Given problem -> Where a line below holds the string "screenshot", copy that line.

Figure contents as structured data
○ ○ ○
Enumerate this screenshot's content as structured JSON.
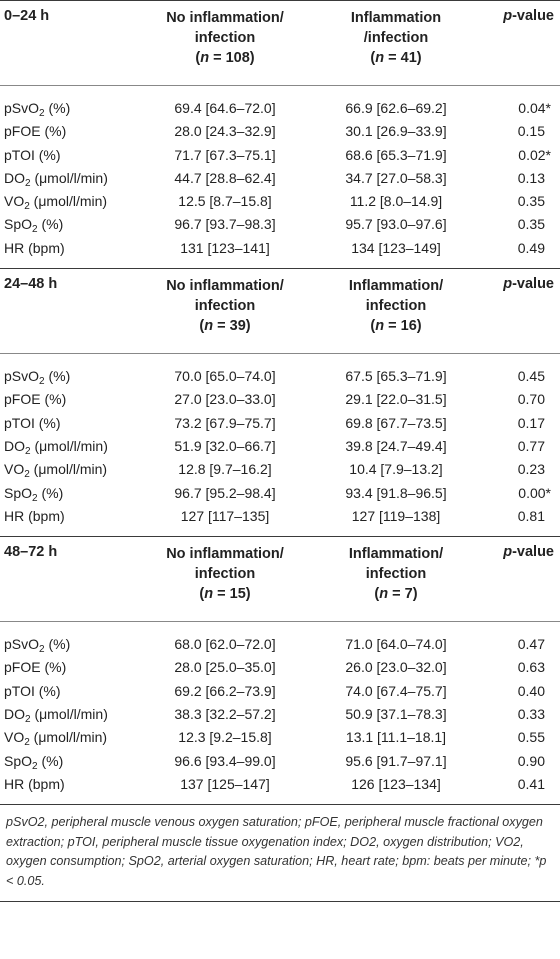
{
  "sections": [
    {
      "period": "0–24 h",
      "col1": [
        "No inflammation/",
        "infection"
      ],
      "col1_n": "108",
      "col2": [
        "Inflammation",
        "/infection"
      ],
      "col2_n": "41",
      "pval_p": "p",
      "pval_rest": "-value",
      "rows": [
        {
          "label": "pSvO",
          "sub": "2",
          "label_tail": " (%)",
          "v1": "69.4 [64.6–72.0]",
          "v2": "66.9 [62.6–69.2]",
          "p": "0.04*"
        },
        {
          "label": "pFOE (%)",
          "sub": "",
          "label_tail": "",
          "v1": "28.0 [24.3–32.9]",
          "v2": "30.1 [26.9–33.9]",
          "p": "0.15"
        },
        {
          "label": "pTOI (%)",
          "sub": "",
          "label_tail": "",
          "v1": "71.7 [67.3–75.1]",
          "v2": "68.6 [65.3–71.9]",
          "p": "0.02*"
        },
        {
          "label": "DO",
          "sub": "2",
          "label_tail": " (μmol/l/min)",
          "v1": "44.7 [28.8–62.4]",
          "v2": "34.7 [27.0–58.3]",
          "p": "0.13"
        },
        {
          "label": "VO",
          "sub": "2",
          "label_tail": " (μmol/l/min)",
          "v1": "12.5 [8.7–15.8]",
          "v2": "11.2 [8.0–14.9]",
          "p": "0.35"
        },
        {
          "label": "SpO",
          "sub": "2",
          "label_tail": " (%)",
          "v1": "96.7 [93.7–98.3]",
          "v2": "95.7 [93.0–97.6]",
          "p": "0.35"
        },
        {
          "label": "HR (bpm)",
          "sub": "",
          "label_tail": "",
          "v1": "131 [123–141]",
          "v2": "134 [123–149]",
          "p": "0.49"
        }
      ]
    },
    {
      "period": "24–48 h",
      "col1": [
        "No inflammation/",
        "infection"
      ],
      "col1_n": "39",
      "col2": [
        "Inflammation/",
        "infection"
      ],
      "col2_n": "16",
      "pval_p": "p",
      "pval_rest": "-value",
      "rows": [
        {
          "label": "pSvO",
          "sub": "2",
          "label_tail": " (%)",
          "v1": "70.0 [65.0–74.0]",
          "v2": "67.5 [65.3–71.9]",
          "p": "0.45"
        },
        {
          "label": "pFOE (%)",
          "sub": "",
          "label_tail": "",
          "v1": "27.0 [23.0–33.0]",
          "v2": "29.1 [22.0–31.5]",
          "p": "0.70"
        },
        {
          "label": "pTOI (%)",
          "sub": "",
          "label_tail": "",
          "v1": "73.2 [67.9–75.7]",
          "v2": "69.8 [67.7–73.5]",
          "p": "0.17"
        },
        {
          "label": "DO",
          "sub": "2",
          "label_tail": " (μmol/l/min)",
          "v1": "51.9 [32.0–66.7]",
          "v2": "39.8 [24.7–49.4]",
          "p": "0.77"
        },
        {
          "label": "VO",
          "sub": "2",
          "label_tail": " (μmol/l/min)",
          "v1": "12.8 [9.7–16.2]",
          "v2": "10.4 [7.9–13.2]",
          "p": "0.23"
        },
        {
          "label": "SpO",
          "sub": "2",
          "label_tail": " (%)",
          "v1": "96.7 [95.2–98.4]",
          "v2": "93.4 [91.8–96.5]",
          "p": "0.00*"
        },
        {
          "label": "HR (bpm)",
          "sub": "",
          "label_tail": "",
          "v1": "127 [117–135]",
          "v2": "127 [119–138]",
          "p": "0.81"
        }
      ]
    },
    {
      "period": "48–72 h",
      "col1": [
        "No inflammation/",
        "infection"
      ],
      "col1_n": "15",
      "col2": [
        "Inflammation/",
        "infection"
      ],
      "col2_n": "7",
      "pval_p": "p",
      "pval_rest": "-value",
      "rows": [
        {
          "label": "pSvO",
          "sub": "2",
          "label_tail": " (%)",
          "v1": "68.0 [62.0–72.0]",
          "v2": "71.0 [64.0–74.0]",
          "p": "0.47"
        },
        {
          "label": "pFOE (%)",
          "sub": "",
          "label_tail": "",
          "v1": "28.0 [25.0–35.0]",
          "v2": "26.0 [23.0–32.0]",
          "p": "0.63"
        },
        {
          "label": "pTOI (%)",
          "sub": "",
          "label_tail": "",
          "v1": "69.2 [66.2–73.9]",
          "v2": "74.0 [67.4–75.7]",
          "p": "0.40"
        },
        {
          "label": "DO",
          "sub": "2",
          "label_tail": " (μmol/l/min)",
          "v1": "38.3 [32.2–57.2]",
          "v2": "50.9 [37.1–78.3]",
          "p": "0.33"
        },
        {
          "label": "VO",
          "sub": "2",
          "label_tail": " (μmol/l/min)",
          "v1": "12.3 [9.2–15.8]",
          "v2": "13.1 [11.1–18.1]",
          "p": "0.55"
        },
        {
          "label": "SpO",
          "sub": "2",
          "label_tail": " (%)",
          "v1": "96.6 [93.4–99.0]",
          "v2": "95.6 [91.7–97.1]",
          "p": "0.90"
        },
        {
          "label": "HR (bpm)",
          "sub": "",
          "label_tail": "",
          "v1": "137 [125–147]",
          "v2": "126 [123–134]",
          "p": "0.41"
        }
      ]
    }
  ],
  "footnote": "pSvO2, peripheral muscle venous oxygen saturation; pFOE, peripheral muscle fractional oxygen extraction; pTOI, peripheral muscle tissue oxygenation index; DO2, oxygen distribution; VO2, oxygen consumption; SpO2, arterial oxygen saturation; HR, heart rate; bpm: beats per minute; *p < 0.05."
}
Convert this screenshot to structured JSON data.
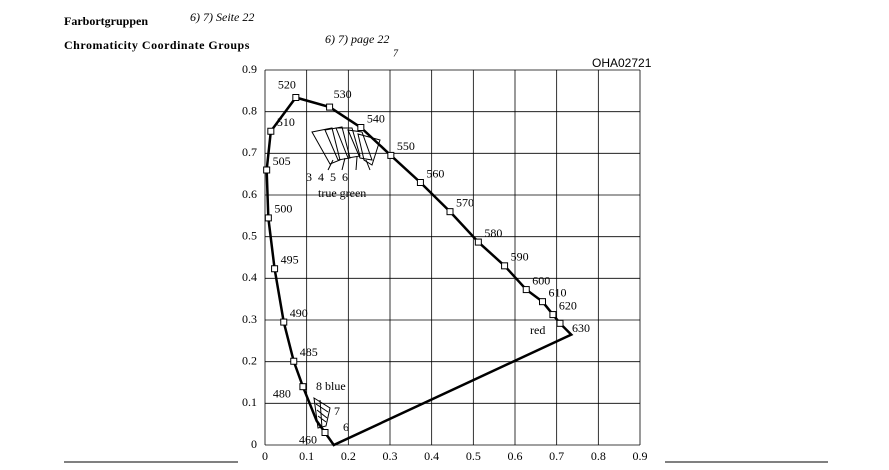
{
  "header": {
    "title_de": "Farbortgruppen",
    "ref_de": "6) 7) Seite 22",
    "title_en": "Chromaticity Coordinate Groups",
    "ref_en": "6) 7) page 22",
    "ref_note": "7",
    "code": "OHA02721"
  },
  "chart_data": {
    "type": "line",
    "x": [
      0.144,
      0.124,
      0.091,
      0.069,
      0.045,
      0.023,
      0.008,
      0.004,
      0.014,
      0.074,
      0.155,
      0.23,
      0.302,
      0.373,
      0.444,
      0.512,
      0.575,
      0.627,
      0.666,
      0.691,
      0.708,
      0.735,
      0.165,
      0.144
    ],
    "series": [
      {
        "name": null,
        "color": "#000000",
        "values": [
          0.03,
          0.058,
          0.14,
          0.201,
          0.295,
          0.423,
          0.545,
          0.66,
          0.753,
          0.834,
          0.811,
          0.762,
          0.695,
          0.63,
          0.56,
          0.487,
          0.43,
          0.373,
          0.344,
          0.313,
          0.292,
          0.265,
          0.0,
          0.03
        ],
        "point_labels": [
          "460",
          null,
          "480",
          "485",
          "490",
          "495",
          "500",
          "505",
          "510",
          "520",
          "530",
          "540",
          "550",
          "560",
          "570",
          "580",
          "590",
          "600",
          "610",
          "620",
          "630",
          null,
          null,
          null
        ]
      }
    ],
    "xlim": [
      0,
      0.9
    ],
    "ylim": [
      0,
      0.9
    ],
    "xticks": [
      0,
      0.1,
      0.2,
      0.3,
      0.4,
      0.5,
      0.6,
      0.7,
      0.8,
      0.9
    ],
    "yticks": [
      0,
      0.1,
      0.2,
      0.3,
      0.4,
      0.5,
      0.6,
      0.7,
      0.8,
      0.9
    ],
    "grid": true,
    "annotations": [
      "3",
      "4",
      "5",
      "6",
      "true green",
      "8 blue",
      "7",
      "6",
      "red"
    ]
  }
}
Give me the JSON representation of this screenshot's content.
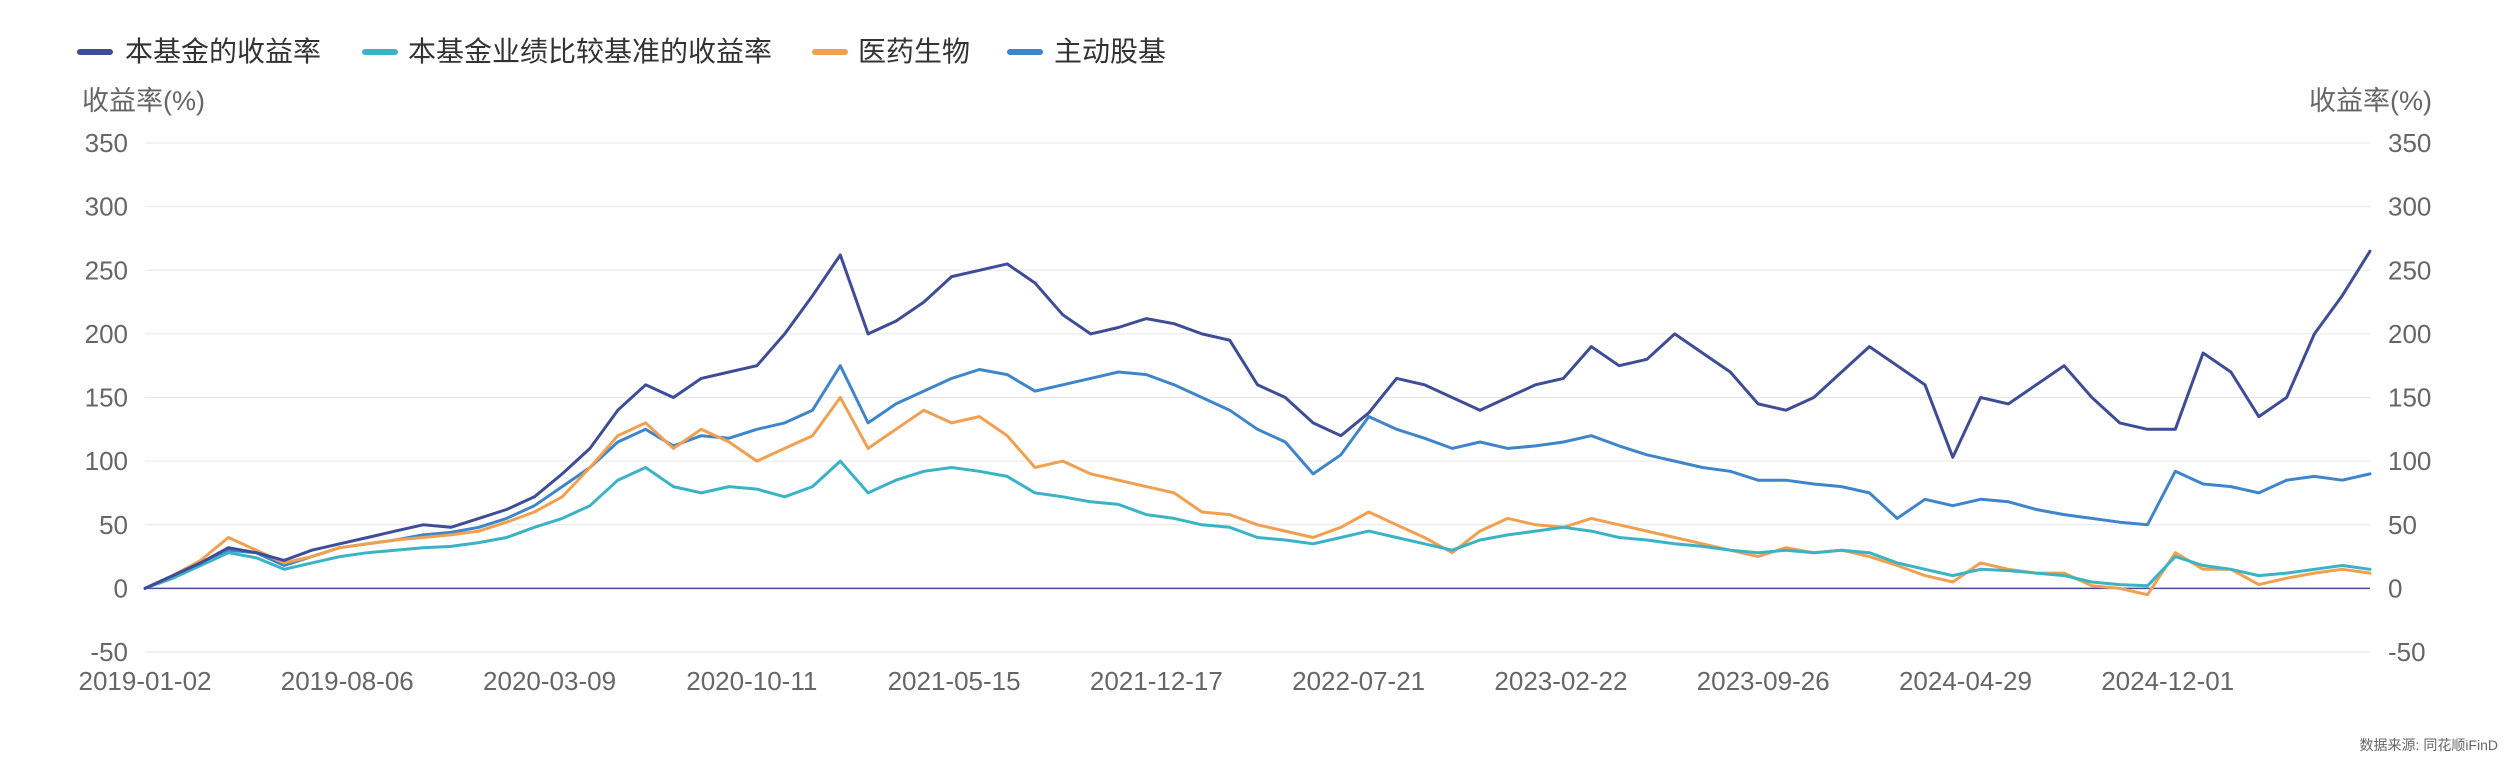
{
  "chart_data": {
    "type": "line",
    "title": "",
    "ylabel_left": "收益率(%)",
    "ylabel_right": "收益率(%)",
    "ylim": [
      -50,
      350
    ],
    "yticks": [
      -50,
      0,
      50,
      100,
      150,
      200,
      250,
      300,
      350
    ],
    "xticks": [
      "2019-01-02",
      "2019-08-06",
      "2020-03-09",
      "2020-10-11",
      "2021-05-15",
      "2021-12-17",
      "2022-07-21",
      "2023-02-22",
      "2023-09-26",
      "2024-04-29",
      "2024-12-01"
    ],
    "grid": true,
    "legend_position": "top-left",
    "source": "数据来源: 同花顺iFinD",
    "x_count": 81,
    "series": [
      {
        "name": "本基金的收益率",
        "color": "#3f4c96",
        "values": [
          0,
          10,
          20,
          32,
          28,
          22,
          30,
          35,
          40,
          45,
          50,
          48,
          55,
          62,
          72,
          90,
          110,
          140,
          160,
          150,
          165,
          170,
          175,
          200,
          230,
          262,
          200,
          210,
          225,
          245,
          250,
          255,
          240,
          215,
          200,
          205,
          212,
          208,
          200,
          195,
          160,
          150,
          130,
          120,
          138,
          165,
          160,
          150,
          140,
          150,
          160,
          165,
          190,
          175,
          180,
          200,
          185,
          170,
          145,
          140,
          150,
          170,
          190,
          175,
          160,
          103,
          150,
          145,
          160,
          175,
          150,
          130,
          125,
          125,
          185,
          170,
          135,
          150,
          200,
          230,
          265
        ]
      },
      {
        "name": "本基金业绩比较基准的收益率",
        "color": "#3ab3c6",
        "values": [
          0,
          8,
          18,
          28,
          24,
          15,
          20,
          25,
          28,
          30,
          32,
          33,
          36,
          40,
          48,
          55,
          65,
          85,
          95,
          80,
          75,
          80,
          78,
          72,
          80,
          100,
          75,
          85,
          92,
          95,
          92,
          88,
          75,
          72,
          68,
          66,
          58,
          55,
          50,
          48,
          40,
          38,
          35,
          40,
          45,
          40,
          35,
          30,
          38,
          42,
          45,
          48,
          45,
          40,
          38,
          35,
          33,
          30,
          28,
          30,
          28,
          30,
          28,
          20,
          15,
          10,
          15,
          14,
          12,
          10,
          5,
          3,
          2,
          25,
          18,
          15,
          10,
          12,
          15,
          18,
          15
        ]
      },
      {
        "name": "医药生物",
        "color": "#f0a050",
        "values": [
          0,
          10,
          22,
          40,
          30,
          20,
          25,
          32,
          35,
          38,
          40,
          42,
          45,
          52,
          60,
          72,
          95,
          120,
          130,
          110,
          125,
          115,
          100,
          110,
          120,
          150,
          110,
          125,
          140,
          130,
          135,
          120,
          95,
          100,
          90,
          85,
          80,
          75,
          60,
          58,
          50,
          45,
          40,
          48,
          60,
          50,
          40,
          28,
          45,
          55,
          50,
          48,
          55,
          50,
          45,
          40,
          35,
          30,
          25,
          32,
          28,
          30,
          25,
          18,
          10,
          5,
          20,
          15,
          12,
          12,
          2,
          0,
          -5,
          28,
          15,
          15,
          3,
          8,
          12,
          15,
          12
        ]
      },
      {
        "name": "主动股基",
        "color": "#3f85cc",
        "values": [
          0,
          10,
          20,
          30,
          28,
          18,
          25,
          32,
          35,
          38,
          42,
          44,
          48,
          55,
          65,
          80,
          95,
          115,
          125,
          112,
          120,
          118,
          125,
          130,
          140,
          175,
          130,
          145,
          155,
          165,
          172,
          168,
          155,
          160,
          165,
          170,
          168,
          160,
          150,
          140,
          125,
          115,
          90,
          105,
          135,
          125,
          118,
          110,
          115,
          110,
          112,
          115,
          120,
          112,
          105,
          100,
          95,
          92,
          85,
          85,
          82,
          80,
          75,
          55,
          70,
          65,
          70,
          68,
          62,
          58,
          55,
          52,
          50,
          92,
          82,
          80,
          75,
          85,
          88,
          85,
          90
        ]
      }
    ]
  }
}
○ ○ ○
Solution to this task ->
Enumerate this screenshot's content as structured JSON.
Convert this screenshot to structured JSON data.
Give me the JSON representation of this screenshot's content.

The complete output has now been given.